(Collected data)
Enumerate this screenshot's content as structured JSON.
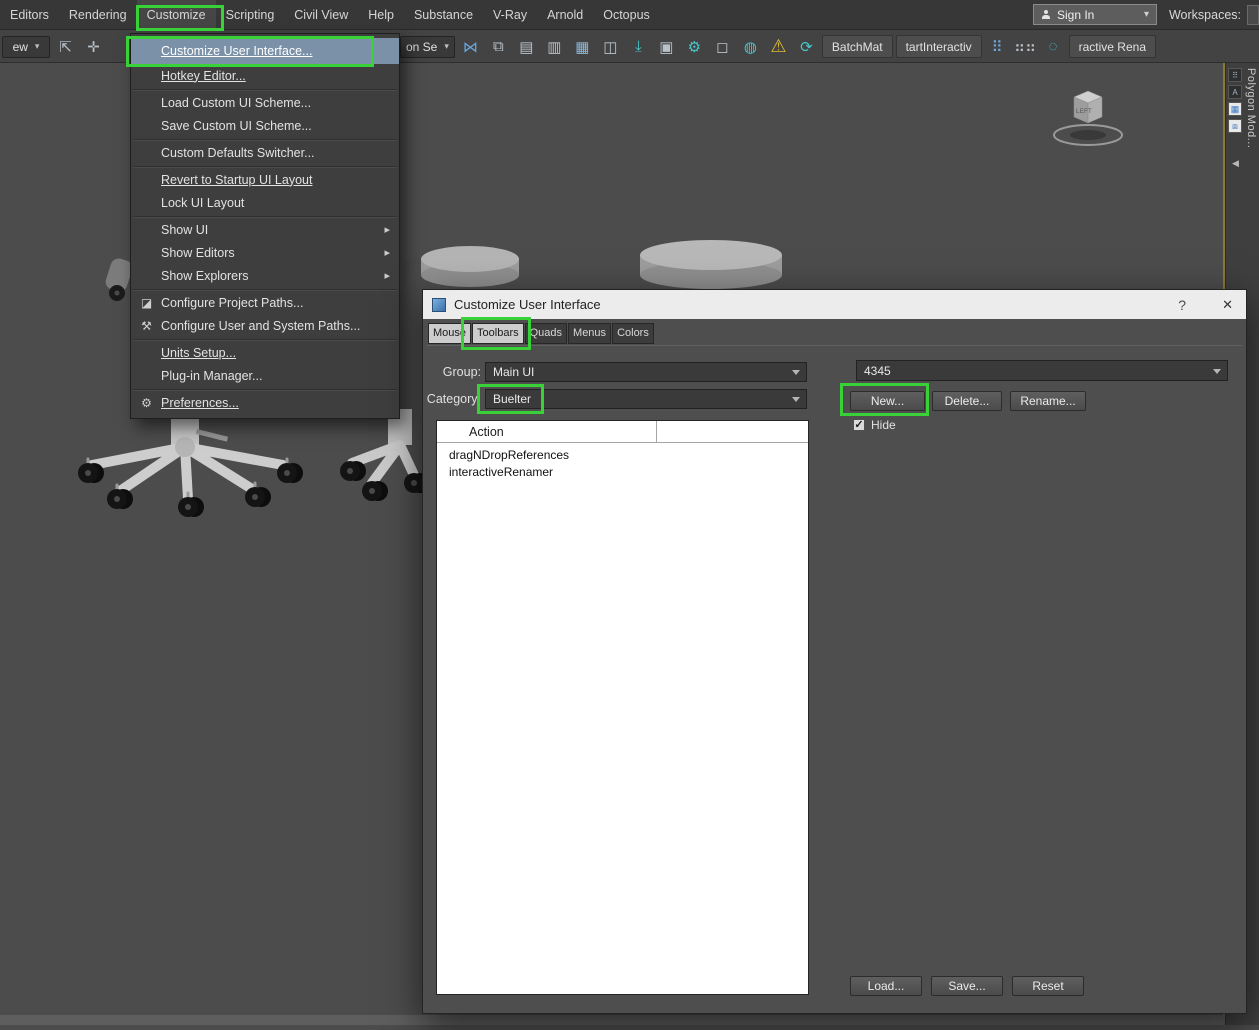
{
  "colors": {
    "annotation_green": "#38d238",
    "menu_selection": "#7b91a8",
    "warning_yellow": "#e2bc35",
    "teal_accent": "#45c8cc",
    "blue_accent": "#6aa7dc"
  },
  "menubar": {
    "items": [
      {
        "label": "Editors",
        "name": "menu-editors"
      },
      {
        "label": "Rendering",
        "name": "menu-rendering"
      },
      {
        "label": "Customize",
        "name": "menu-customize",
        "active": true
      },
      {
        "label": "Scripting",
        "name": "menu-scripting"
      },
      {
        "label": "Civil View",
        "name": "menu-civil-view"
      },
      {
        "label": "Help",
        "name": "menu-help"
      },
      {
        "label": "Substance",
        "name": "menu-substance"
      },
      {
        "label": "V-Ray",
        "name": "menu-vray"
      },
      {
        "label": "Arnold",
        "name": "menu-arnold"
      },
      {
        "label": "Octopus",
        "name": "menu-octopus"
      }
    ],
    "sign_in": {
      "label": "Sign In",
      "arrow": "▾"
    },
    "workspaces_label": "Workspaces:"
  },
  "toolbar": {
    "left_items": [
      {
        "label": "ew",
        "arrow": "▾",
        "name": "viewport-layout-dropdown",
        "dropdown": true
      },
      {
        "glyph": "⇱",
        "name": "select-and-link-icon"
      },
      {
        "glyph": "✛",
        "name": "select-and-move-icon"
      }
    ],
    "right_items": [
      {
        "label": "on Se",
        "arrow": "▾",
        "name": "selection-set-dropdown",
        "dropdown": true
      },
      {
        "glyph": "⋈",
        "name": "mirror-icon",
        "blue": true
      },
      {
        "glyph": "⧉",
        "name": "align-icon"
      },
      {
        "glyph": "▤",
        "name": "toggle-scene-explorer-icon"
      },
      {
        "glyph": "▥",
        "name": "toggle-layer-explorer-icon"
      },
      {
        "glyph": "▦",
        "name": "ribbon-toggle-icon",
        "accent": true
      },
      {
        "glyph": "◫",
        "name": "curve-editor-icon"
      },
      {
        "glyph": "⤓",
        "name": "schematic-view-icon",
        "teal": true
      },
      {
        "glyph": "▣",
        "name": "material-editor-icon"
      },
      {
        "glyph": "⚙",
        "name": "render-setup-icon",
        "teal": true
      },
      {
        "glyph": "◻",
        "name": "rendered-frame-window-icon"
      },
      {
        "glyph": "◍",
        "name": "render-production-icon",
        "teal": true
      },
      {
        "glyph": "⚠",
        "name": "warning-icon",
        "warning": true
      },
      {
        "glyph": "⟳",
        "name": "refresh-icon",
        "teal": true
      },
      {
        "label": "BatchMat",
        "name": "batchmat-button",
        "button": true
      },
      {
        "label": "tartInteractiv",
        "name": "start-interactive-button",
        "button": true
      },
      {
        "glyph": "⠿",
        "name": "dots-grid-icon",
        "blue": true
      },
      {
        "glyph": "⠶⠶",
        "name": "measure-icon"
      },
      {
        "glyph": "◌",
        "name": "dots-circle-icon",
        "teal": true
      },
      {
        "label": "ractive Rena",
        "name": "interactive-rename-button",
        "button": true
      }
    ]
  },
  "customize_menu": {
    "items": [
      {
        "label": "Customize User Interface...",
        "name": "menu-item-customize-user-interface",
        "selected": true,
        "underline": true
      },
      {
        "label": "Hotkey Editor...",
        "name": "menu-item-hotkey-editor",
        "underline": true,
        "separator_after": true
      },
      {
        "label": "Load Custom UI Scheme...",
        "name": "menu-item-load-custom-ui-scheme"
      },
      {
        "label": "Save Custom UI Scheme...",
        "name": "menu-item-save-custom-ui-scheme",
        "separator_after": true
      },
      {
        "label": "Custom Defaults Switcher...",
        "name": "menu-item-custom-defaults-switcher",
        "separator_after": true
      },
      {
        "label": "Revert to Startup UI Layout",
        "name": "menu-item-revert-startup-ui-layout",
        "underline": true
      },
      {
        "label": "Lock UI Layout",
        "name": "menu-item-lock-ui-layout",
        "separator_after": true
      },
      {
        "label": "Show UI",
        "name": "menu-item-show-ui",
        "submenu": true
      },
      {
        "label": "Show Editors",
        "name": "menu-item-show-editors",
        "submenu": true
      },
      {
        "label": "Show Explorers",
        "name": "menu-item-show-explorers",
        "submenu": true,
        "separator_after": true
      },
      {
        "label": "Configure Project Paths...",
        "name": "menu-item-configure-project-paths",
        "icon_glyph": "◪"
      },
      {
        "label": "Configure User and System Paths...",
        "name": "menu-item-configure-user-system-paths",
        "icon_glyph": "⚒",
        "separator_after": true
      },
      {
        "label": "Units Setup...",
        "name": "menu-item-units-setup",
        "underline": true
      },
      {
        "label": "Plug-in Manager...",
        "name": "menu-item-plugin-manager",
        "separator_after": true
      },
      {
        "label": "Preferences...",
        "name": "menu-item-preferences",
        "underline": true,
        "icon_glyph": "⚙"
      }
    ]
  },
  "dialog": {
    "title": "Customize User Interface",
    "controls": {
      "help": "?",
      "close": "✕"
    },
    "tabs": [
      {
        "label": "Mouse",
        "name": "tab-mouse",
        "light": true
      },
      {
        "label": "Toolbars",
        "name": "tab-toolbars",
        "light": true,
        "active": true
      },
      {
        "label": "Quads",
        "name": "tab-quads"
      },
      {
        "label": "Menus",
        "name": "tab-menus"
      },
      {
        "label": "Colors",
        "name": "tab-colors"
      }
    ],
    "group": {
      "label": "Group:",
      "value": "Main UI"
    },
    "category": {
      "label": "Category:",
      "value": "Buelter"
    },
    "toolbar_name": "4345",
    "buttons": {
      "new": "New...",
      "delete": "Delete...",
      "rename": "Rename...",
      "load": "Load...",
      "save": "Save...",
      "reset": "Reset"
    },
    "hide_checkbox": {
      "label": "Hide",
      "checked": true
    },
    "list": {
      "header": "Action",
      "rows": [
        "dragNDropReferences",
        "interactiveRenamer"
      ]
    }
  },
  "viewport": {
    "viewcube_label": "LEFT",
    "side_panel": {
      "title": "Polygon Mod...",
      "collapse_arrow": "◀",
      "icons": [
        {
          "glyph": "⠿",
          "name": "panel-icon-dots"
        },
        {
          "glyph": "A",
          "name": "panel-icon-a"
        },
        {
          "glyph": "▦",
          "name": "panel-icon-checker",
          "white": true
        },
        {
          "glyph": "⧈",
          "name": "panel-icon-box",
          "white": true
        }
      ]
    }
  }
}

**INSTRUCTIONS FOR THE TASK**:
Extract every line of the data exactly; pictures stay out.

**FINISHED EXERCISE**:
Enumerate this screenshot's content as structured JSON.
{
  "colors": {
    "annotation_green": "#38d238",
    "menu_selection": "#7b91a8",
    "warning_yellow": "#e2bc35",
    "teal_accent": "#45c8cc",
    "blue_accent": "#6aa7dc"
  },
  "menubar": {
    "items": [
      {
        "label": "Editors",
        "name": "menu-editors"
      },
      {
        "label": "Rendering",
        "name": "menu-rendering"
      },
      {
        "label": "Customize",
        "name": "menu-customize",
        "active": true
      },
      {
        "label": "Scripting",
        "name": "menu-scripting"
      },
      {
        "label": "Civil View",
        "name": "menu-civil-view"
      },
      {
        "label": "Help",
        "name": "menu-help"
      },
      {
        "label": "Substance",
        "name": "menu-substance"
      },
      {
        "label": "V-Ray",
        "name": "menu-vray"
      },
      {
        "label": "Arnold",
        "name": "menu-arnold"
      },
      {
        "label": "Octopus",
        "name": "menu-octopus"
      }
    ],
    "sign_in": {
      "label": "Sign In",
      "arrow": "▾"
    },
    "workspaces_label": "Workspaces:"
  },
  "toolbar": {
    "left_items": [
      {
        "label": "ew",
        "arrow": "▾",
        "name": "viewport-layout-dropdown",
        "dropdown": true
      },
      {
        "glyph": "⇱",
        "name": "select-and-link-icon"
      },
      {
        "glyph": "✛",
        "name": "select-and-move-icon"
      }
    ],
    "right_items": [
      {
        "label": "on Se",
        "arrow": "▾",
        "name": "selection-set-dropdown",
        "dropdown": true
      },
      {
        "glyph": "⋈",
        "name": "mirror-icon",
        "blue": true
      },
      {
        "glyph": "⧉",
        "name": "align-icon"
      },
      {
        "glyph": "▤",
        "name": "toggle-scene-explorer-icon"
      },
      {
        "glyph": "▥",
        "name": "toggle-layer-explorer-icon"
      },
      {
        "glyph": "▦",
        "name": "ribbon-toggle-icon",
        "accent": true
      },
      {
        "glyph": "◫",
        "name": "curve-editor-icon"
      },
      {
        "glyph": "⤓",
        "name": "schematic-view-icon",
        "teal": true
      },
      {
        "glyph": "▣",
        "name": "material-editor-icon"
      },
      {
        "glyph": "⚙",
        "name": "render-setup-icon",
        "teal": true
      },
      {
        "glyph": "◻",
        "name": "rendered-frame-window-icon"
      },
      {
        "glyph": "◍",
        "name": "render-production-icon",
        "teal": true
      },
      {
        "glyph": "⚠",
        "name": "warning-icon",
        "warning": true
      },
      {
        "glyph": "⟳",
        "name": "refresh-icon",
        "teal": true
      },
      {
        "label": "BatchMat",
        "name": "batchmat-button",
        "button": true
      },
      {
        "label": "tartInteractiv",
        "name": "start-interactive-button",
        "button": true
      },
      {
        "glyph": "⠿",
        "name": "dots-grid-icon",
        "blue": true
      },
      {
        "glyph": "⠶⠶",
        "name": "measure-icon"
      },
      {
        "glyph": "◌",
        "name": "dots-circle-icon",
        "teal": true
      },
      {
        "label": "ractive Rena",
        "name": "interactive-rename-button",
        "button": true
      }
    ]
  },
  "customize_menu": {
    "items": [
      {
        "label": "Customize User Interface...",
        "name": "menu-item-customize-user-interface",
        "selected": true,
        "underline": true
      },
      {
        "label": "Hotkey Editor...",
        "name": "menu-item-hotkey-editor",
        "underline": true,
        "separator_after": true
      },
      {
        "label": "Load Custom UI Scheme...",
        "name": "menu-item-load-custom-ui-scheme"
      },
      {
        "label": "Save Custom UI Scheme...",
        "name": "menu-item-save-custom-ui-scheme",
        "separator_after": true
      },
      {
        "label": "Custom Defaults Switcher...",
        "name": "menu-item-custom-defaults-switcher",
        "separator_after": true
      },
      {
        "label": "Revert to Startup UI Layout",
        "name": "menu-item-revert-startup-ui-layout",
        "underline": true
      },
      {
        "label": "Lock UI Layout",
        "name": "menu-item-lock-ui-layout",
        "separator_after": true
      },
      {
        "label": "Show UI",
        "name": "menu-item-show-ui",
        "submenu": true
      },
      {
        "label": "Show Editors",
        "name": "menu-item-show-editors",
        "submenu": true
      },
      {
        "label": "Show Explorers",
        "name": "menu-item-show-explorers",
        "submenu": true,
        "separator_after": true
      },
      {
        "label": "Configure Project Paths...",
        "name": "menu-item-configure-project-paths",
        "icon_glyph": "◪"
      },
      {
        "label": "Configure User and System Paths...",
        "name": "menu-item-configure-user-system-paths",
        "icon_glyph": "⚒",
        "separator_after": true
      },
      {
        "label": "Units Setup...",
        "name": "menu-item-units-setup",
        "underline": true
      },
      {
        "label": "Plug-in Manager...",
        "name": "menu-item-plugin-manager",
        "separator_after": true
      },
      {
        "label": "Preferences...",
        "name": "menu-item-preferences",
        "underline": true,
        "icon_glyph": "⚙"
      }
    ]
  },
  "dialog": {
    "title": "Customize User Interface",
    "controls": {
      "help": "?",
      "close": "✕"
    },
    "tabs": [
      {
        "label": "Mouse",
        "name": "tab-mouse",
        "light": true
      },
      {
        "label": "Toolbars",
        "name": "tab-toolbars",
        "light": true,
        "active": true
      },
      {
        "label": "Quads",
        "name": "tab-quads"
      },
      {
        "label": "Menus",
        "name": "tab-menus"
      },
      {
        "label": "Colors",
        "name": "tab-colors"
      }
    ],
    "group": {
      "label": "Group:",
      "value": "Main UI"
    },
    "category": {
      "label": "Category:",
      "value": "Buelter"
    },
    "toolbar_name": "4345",
    "buttons": {
      "new": "New...",
      "delete": "Delete...",
      "rename": "Rename...",
      "load": "Load...",
      "save": "Save...",
      "reset": "Reset"
    },
    "hide_checkbox": {
      "label": "Hide",
      "checked": true
    },
    "list": {
      "header": "Action",
      "rows": [
        "dragNDropReferences",
        "interactiveRenamer"
      ]
    }
  },
  "viewport": {
    "viewcube_label": "LEFT",
    "side_panel": {
      "title": "Polygon Mod...",
      "collapse_arrow": "◀",
      "icons": [
        {
          "glyph": "⠿",
          "name": "panel-icon-dots"
        },
        {
          "glyph": "A",
          "name": "panel-icon-a"
        },
        {
          "glyph": "▦",
          "name": "panel-icon-checker",
          "white": true
        },
        {
          "glyph": "⧈",
          "name": "panel-icon-box",
          "white": true
        }
      ]
    }
  }
}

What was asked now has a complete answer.